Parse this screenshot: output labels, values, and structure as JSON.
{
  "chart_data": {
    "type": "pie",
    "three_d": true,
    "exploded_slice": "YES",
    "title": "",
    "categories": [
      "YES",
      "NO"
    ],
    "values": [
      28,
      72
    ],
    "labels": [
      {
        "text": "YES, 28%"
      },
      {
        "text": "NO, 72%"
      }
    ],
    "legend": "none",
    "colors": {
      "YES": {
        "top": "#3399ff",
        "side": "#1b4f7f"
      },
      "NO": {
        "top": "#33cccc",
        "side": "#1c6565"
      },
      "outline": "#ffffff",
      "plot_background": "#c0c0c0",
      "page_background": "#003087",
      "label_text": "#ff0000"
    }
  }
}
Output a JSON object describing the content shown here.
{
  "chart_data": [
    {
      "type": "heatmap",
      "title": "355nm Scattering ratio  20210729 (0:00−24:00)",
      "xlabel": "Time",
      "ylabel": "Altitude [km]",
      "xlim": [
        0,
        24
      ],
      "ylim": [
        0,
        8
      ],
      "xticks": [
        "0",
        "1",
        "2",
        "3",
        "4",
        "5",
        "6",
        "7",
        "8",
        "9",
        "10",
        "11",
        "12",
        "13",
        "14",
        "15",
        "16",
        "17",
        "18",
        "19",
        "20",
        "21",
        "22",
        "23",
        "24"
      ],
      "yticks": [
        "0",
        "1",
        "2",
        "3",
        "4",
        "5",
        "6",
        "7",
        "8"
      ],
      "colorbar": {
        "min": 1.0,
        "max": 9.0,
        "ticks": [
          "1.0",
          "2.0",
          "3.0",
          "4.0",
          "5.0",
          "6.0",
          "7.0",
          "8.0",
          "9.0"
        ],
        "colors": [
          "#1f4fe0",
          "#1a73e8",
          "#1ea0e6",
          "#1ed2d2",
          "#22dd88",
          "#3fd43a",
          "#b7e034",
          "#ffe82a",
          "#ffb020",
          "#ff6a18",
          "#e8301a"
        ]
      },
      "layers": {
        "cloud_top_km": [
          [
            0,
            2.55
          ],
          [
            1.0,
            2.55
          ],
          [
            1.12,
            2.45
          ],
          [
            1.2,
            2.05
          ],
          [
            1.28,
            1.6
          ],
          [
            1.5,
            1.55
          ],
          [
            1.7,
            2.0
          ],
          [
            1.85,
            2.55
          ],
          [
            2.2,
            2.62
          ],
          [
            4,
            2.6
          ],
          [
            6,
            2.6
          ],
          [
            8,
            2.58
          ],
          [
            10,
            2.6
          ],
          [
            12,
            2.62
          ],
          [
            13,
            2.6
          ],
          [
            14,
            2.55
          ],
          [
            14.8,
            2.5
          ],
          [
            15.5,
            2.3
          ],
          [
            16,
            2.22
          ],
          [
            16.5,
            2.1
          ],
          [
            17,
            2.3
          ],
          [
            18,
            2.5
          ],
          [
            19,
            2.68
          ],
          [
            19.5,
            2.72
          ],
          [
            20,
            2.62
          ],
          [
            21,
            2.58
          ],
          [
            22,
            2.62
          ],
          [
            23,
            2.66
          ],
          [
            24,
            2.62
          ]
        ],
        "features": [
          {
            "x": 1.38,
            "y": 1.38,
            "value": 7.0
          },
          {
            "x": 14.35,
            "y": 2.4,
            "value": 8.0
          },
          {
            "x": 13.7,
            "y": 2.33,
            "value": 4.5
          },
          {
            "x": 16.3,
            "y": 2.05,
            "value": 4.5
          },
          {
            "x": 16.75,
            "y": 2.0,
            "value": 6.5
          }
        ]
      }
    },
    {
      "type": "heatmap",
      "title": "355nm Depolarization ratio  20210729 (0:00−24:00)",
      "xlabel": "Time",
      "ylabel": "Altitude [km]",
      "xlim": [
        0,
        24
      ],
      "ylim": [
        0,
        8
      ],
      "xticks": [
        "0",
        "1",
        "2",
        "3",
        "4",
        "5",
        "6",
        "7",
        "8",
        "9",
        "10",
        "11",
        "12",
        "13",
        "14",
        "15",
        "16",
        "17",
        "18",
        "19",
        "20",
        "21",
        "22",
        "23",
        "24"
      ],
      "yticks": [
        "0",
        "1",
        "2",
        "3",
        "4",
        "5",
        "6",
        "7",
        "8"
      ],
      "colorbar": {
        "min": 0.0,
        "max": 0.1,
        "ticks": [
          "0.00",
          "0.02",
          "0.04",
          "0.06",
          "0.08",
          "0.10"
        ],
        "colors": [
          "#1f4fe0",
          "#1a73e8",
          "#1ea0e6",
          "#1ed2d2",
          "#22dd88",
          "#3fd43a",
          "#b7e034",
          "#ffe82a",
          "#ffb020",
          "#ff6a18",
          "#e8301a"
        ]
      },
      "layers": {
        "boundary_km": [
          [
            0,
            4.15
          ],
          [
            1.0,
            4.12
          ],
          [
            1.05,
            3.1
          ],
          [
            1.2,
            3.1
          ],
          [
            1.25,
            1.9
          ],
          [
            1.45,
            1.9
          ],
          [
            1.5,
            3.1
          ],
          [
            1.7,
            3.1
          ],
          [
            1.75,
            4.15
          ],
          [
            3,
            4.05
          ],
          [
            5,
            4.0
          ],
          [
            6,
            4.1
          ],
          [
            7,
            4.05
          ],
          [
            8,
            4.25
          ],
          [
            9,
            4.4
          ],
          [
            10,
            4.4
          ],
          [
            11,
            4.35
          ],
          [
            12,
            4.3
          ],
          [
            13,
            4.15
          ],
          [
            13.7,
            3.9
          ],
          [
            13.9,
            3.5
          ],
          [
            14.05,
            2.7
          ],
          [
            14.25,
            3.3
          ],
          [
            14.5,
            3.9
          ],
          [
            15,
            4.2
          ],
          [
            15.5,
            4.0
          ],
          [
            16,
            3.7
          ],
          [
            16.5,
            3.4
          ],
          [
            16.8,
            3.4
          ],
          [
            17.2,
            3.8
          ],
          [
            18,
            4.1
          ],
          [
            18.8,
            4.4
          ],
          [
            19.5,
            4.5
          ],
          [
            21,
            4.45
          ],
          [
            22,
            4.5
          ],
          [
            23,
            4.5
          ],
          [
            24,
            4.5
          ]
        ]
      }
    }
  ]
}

::::::::

*What the task requires*
Each entry above is to be printed again exactly.

*Response*
Parse this screenshot: output labels, values, and structure as JSON.
{
  "chart_data": {
    "type": "pie",
    "three_d": true,
    "exploded_slice": "YES",
    "title": "",
    "categories": [
      "YES",
      "NO"
    ],
    "values": [
      28,
      72
    ],
    "labels": [
      {
        "text": "YES, 28%"
      },
      {
        "text": "NO, 72%"
      }
    ],
    "legend": "none",
    "colors": {
      "YES": {
        "top": "#3399ff",
        "side": "#1b4f7f"
      },
      "NO": {
        "top": "#33cccc",
        "side": "#1c6565"
      },
      "outline": "#ffffff",
      "plot_background": "#c0c0c0",
      "page_background": "#003087",
      "label_text": "#ff0000"
    }
  }
}
Output a JSON object describing the content shown here.
{
  "chart_data": [
    {
      "type": "heatmap",
      "title": "355nm Scattering ratio  20210729 (0:00−24:00)",
      "xlabel": "Time",
      "ylabel": "Altitude [km]",
      "xlim": [
        0,
        24
      ],
      "ylim": [
        0,
        8
      ],
      "xticks": [
        "0",
        "1",
        "2",
        "3",
        "4",
        "5",
        "6",
        "7",
        "8",
        "9",
        "10",
        "11",
        "12",
        "13",
        "14",
        "15",
        "16",
        "17",
        "18",
        "19",
        "20",
        "21",
        "22",
        "23",
        "24"
      ],
      "yticks": [
        "0",
        "1",
        "2",
        "3",
        "4",
        "5",
        "6",
        "7",
        "8"
      ],
      "colorbar": {
        "min": 1.0,
        "max": 9.0,
        "ticks": [
          "1.0",
          "2.0",
          "3.0",
          "4.0",
          "5.0",
          "6.0",
          "7.0",
          "8.0",
          "9.0"
        ],
        "colors": [
          "#1f4fe0",
          "#1a73e8",
          "#1ea0e6",
          "#1ed2d2",
          "#22dd88",
          "#3fd43a",
          "#b7e034",
          "#ffe82a",
          "#ffb020",
          "#ff6a18",
          "#e8301a"
        ]
      },
      "layers": {
        "cloud_top_km": [
          [
            0,
            2.55
          ],
          [
            1.0,
            2.55
          ],
          [
            1.12,
            2.45
          ],
          [
            1.2,
            2.05
          ],
          [
            1.28,
            1.6
          ],
          [
            1.5,
            1.55
          ],
          [
            1.7,
            2.0
          ],
          [
            1.85,
            2.55
          ],
          [
            2.2,
            2.62
          ],
          [
            4,
            2.6
          ],
          [
            6,
            2.6
          ],
          [
            8,
            2.58
          ],
          [
            10,
            2.6
          ],
          [
            12,
            2.62
          ],
          [
            13,
            2.6
          ],
          [
            14,
            2.55
          ],
          [
            14.8,
            2.5
          ],
          [
            15.5,
            2.3
          ],
          [
            16,
            2.22
          ],
          [
            16.5,
            2.1
          ],
          [
            17,
            2.3
          ],
          [
            18,
            2.5
          ],
          [
            19,
            2.68
          ],
          [
            19.5,
            2.72
          ],
          [
            20,
            2.62
          ],
          [
            21,
            2.58
          ],
          [
            22,
            2.62
          ],
          [
            23,
            2.66
          ],
          [
            24,
            2.62
          ]
        ],
        "features": [
          {
            "x": 1.38,
            "y": 1.38,
            "value": 7.0
          },
          {
            "x": 14.35,
            "y": 2.4,
            "value": 8.0
          },
          {
            "x": 13.7,
            "y": 2.33,
            "value": 4.5
          },
          {
            "x": 16.3,
            "y": 2.05,
            "value": 4.5
          },
          {
            "x": 16.75,
            "y": 2.0,
            "value": 6.5
          }
        ]
      }
    },
    {
      "type": "heatmap",
      "title": "355nm Depolarization ratio  20210729 (0:00−24:00)",
      "xlabel": "Time",
      "ylabel": "Altitude [km]",
      "xlim": [
        0,
        24
      ],
      "ylim": [
        0,
        8
      ],
      "xticks": [
        "0",
        "1",
        "2",
        "3",
        "4",
        "5",
        "6",
        "7",
        "8",
        "9",
        "10",
        "11",
        "12",
        "13",
        "14",
        "15",
        "16",
        "17",
        "18",
        "19",
        "20",
        "21",
        "22",
        "23",
        "24"
      ],
      "yticks": [
        "0",
        "1",
        "2",
        "3",
        "4",
        "5",
        "6",
        "7",
        "8"
      ],
      "colorbar": {
        "min": 0.0,
        "max": 0.1,
        "ticks": [
          "0.00",
          "0.02",
          "0.04",
          "0.06",
          "0.08",
          "0.10"
        ],
        "colors": [
          "#1f4fe0",
          "#1a73e8",
          "#1ea0e6",
          "#1ed2d2",
          "#22dd88",
          "#3fd43a",
          "#b7e034",
          "#ffe82a",
          "#ffb020",
          "#ff6a18",
          "#e8301a"
        ]
      },
      "layers": {
        "boundary_km": [
          [
            0,
            4.15
          ],
          [
            1.0,
            4.12
          ],
          [
            1.05,
            3.1
          ],
          [
            1.2,
            3.1
          ],
          [
            1.25,
            1.9
          ],
          [
            1.45,
            1.9
          ],
          [
            1.5,
            3.1
          ],
          [
            1.7,
            3.1
          ],
          [
            1.75,
            4.15
          ],
          [
            3,
            4.05
          ],
          [
            5,
            4.0
          ],
          [
            6,
            4.1
          ],
          [
            7,
            4.05
          ],
          [
            8,
            4.25
          ],
          [
            9,
            4.4
          ],
          [
            10,
            4.4
          ],
          [
            11,
            4.35
          ],
          [
            12,
            4.3
          ],
          [
            13,
            4.15
          ],
          [
            13.7,
            3.9
          ],
          [
            13.9,
            3.5
          ],
          [
            14.05,
            2.7
          ],
          [
            14.25,
            3.3
          ],
          [
            14.5,
            3.9
          ],
          [
            15,
            4.2
          ],
          [
            15.5,
            4.0
          ],
          [
            16,
            3.7
          ],
          [
            16.5,
            3.4
          ],
          [
            16.8,
            3.4
          ],
          [
            17.2,
            3.8
          ],
          [
            18,
            4.1
          ],
          [
            18.8,
            4.4
          ],
          [
            19.5,
            4.5
          ],
          [
            21,
            4.45
          ],
          [
            22,
            4.5
          ],
          [
            23,
            4.5
          ],
          [
            24,
            4.5
          ]
        ]
      }
    }
  ]
}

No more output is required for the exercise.